### [MATERIAL]

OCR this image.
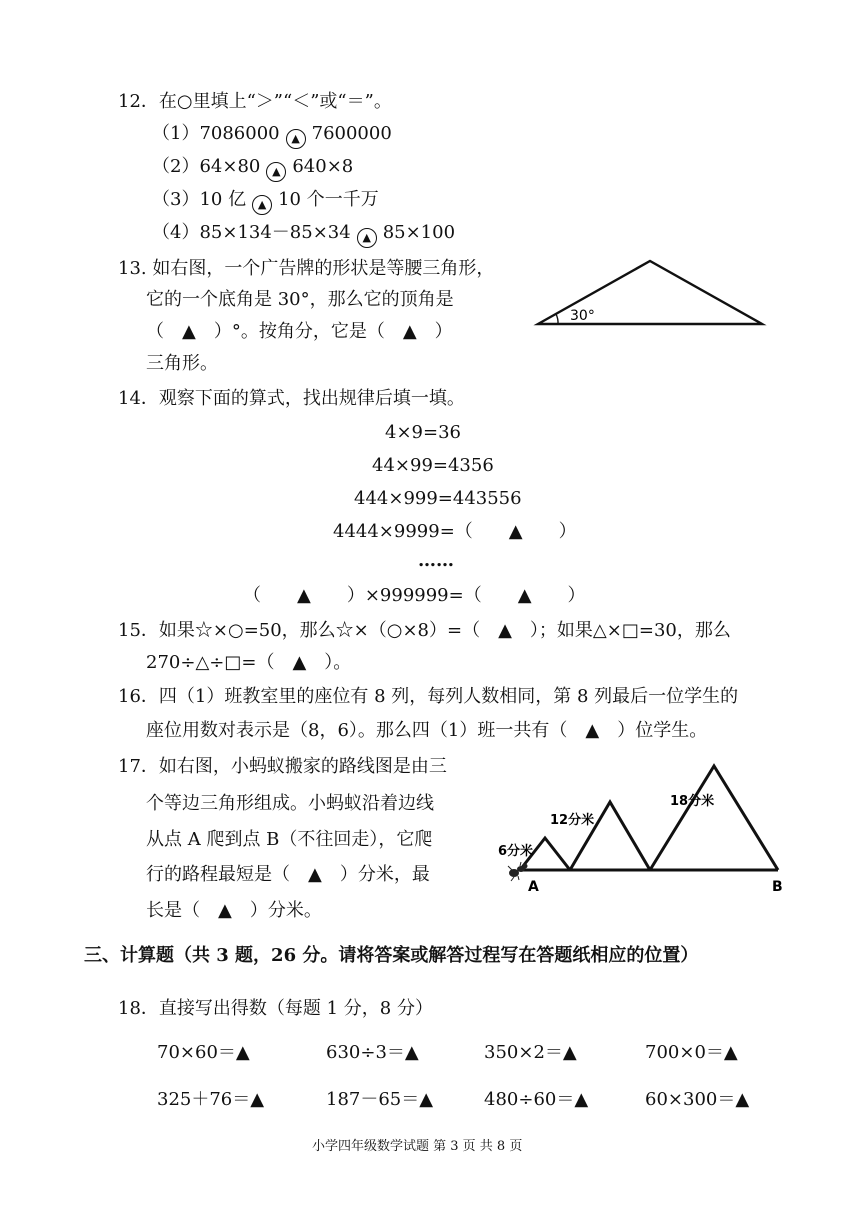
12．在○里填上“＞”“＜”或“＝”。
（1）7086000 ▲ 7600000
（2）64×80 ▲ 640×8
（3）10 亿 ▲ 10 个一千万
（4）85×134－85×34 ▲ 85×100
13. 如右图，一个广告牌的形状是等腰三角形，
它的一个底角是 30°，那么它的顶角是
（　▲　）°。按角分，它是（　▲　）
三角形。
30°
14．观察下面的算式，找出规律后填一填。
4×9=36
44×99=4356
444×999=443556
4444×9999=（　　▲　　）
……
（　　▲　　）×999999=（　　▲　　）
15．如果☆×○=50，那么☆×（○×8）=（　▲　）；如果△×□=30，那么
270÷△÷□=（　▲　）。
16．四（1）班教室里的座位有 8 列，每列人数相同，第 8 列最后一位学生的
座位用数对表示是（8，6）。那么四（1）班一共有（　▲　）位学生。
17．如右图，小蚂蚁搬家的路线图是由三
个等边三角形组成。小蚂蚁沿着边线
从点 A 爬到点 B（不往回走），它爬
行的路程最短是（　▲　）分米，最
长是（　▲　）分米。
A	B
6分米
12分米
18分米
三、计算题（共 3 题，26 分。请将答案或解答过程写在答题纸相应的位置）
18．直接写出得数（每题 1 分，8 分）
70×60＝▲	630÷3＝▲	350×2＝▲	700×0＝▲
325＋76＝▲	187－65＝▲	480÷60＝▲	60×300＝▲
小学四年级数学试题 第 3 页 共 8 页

### [WHAT IS REQUIRED]
Leave out the pictures and retype every line above exactly.

### [ANSWER IN FULL]
OCR this image.
12．在○里填上“＞”“＜”或“＝”。
（1）7086000 ▲ 7600000
（2）64×80 ▲ 640×8
（3）10 亿 ▲ 10 个一千万
（4）85×134－85×34 ▲ 85×100
13. 如右图，一个广告牌的形状是等腰三角形，
它的一个底角是 30°，那么它的顶角是
（　▲　）°。按角分，它是（　▲　）
三角形。
30°
14．观察下面的算式，找出规律后填一填。
4×9=36
44×99=4356
444×999=443556
4444×9999=（　　▲　　）
……
（　　▲　　）×999999=（　　▲　　）
15．如果☆×○=50，那么☆×（○×8）=（　▲　）；如果△×□=30，那么
270÷△÷□=（　▲　）。
16．四（1）班教室里的座位有 8 列，每列人数相同，第 8 列最后一位学生的
座位用数对表示是（8，6）。那么四（1）班一共有（　▲　）位学生。
17．如右图，小蚂蚁搬家的路线图是由三
个等边三角形组成。小蚂蚁沿着边线
从点 A 爬到点 B（不往回走），它爬
行的路程最短是（　▲　）分米，最
长是（　▲　）分米。
A	B
6分米
12分米
18分米
三、计算题（共 3 题，26 分。请将答案或解答过程写在答题纸相应的位置）
18．直接写出得数（每题 1 分，8 分）
70×60＝▲	630÷3＝▲	350×2＝▲	700×0＝▲
325＋76＝▲	187－65＝▲	480÷60＝▲	60×300＝▲
小学四年级数学试题 第 3 页 共 8 页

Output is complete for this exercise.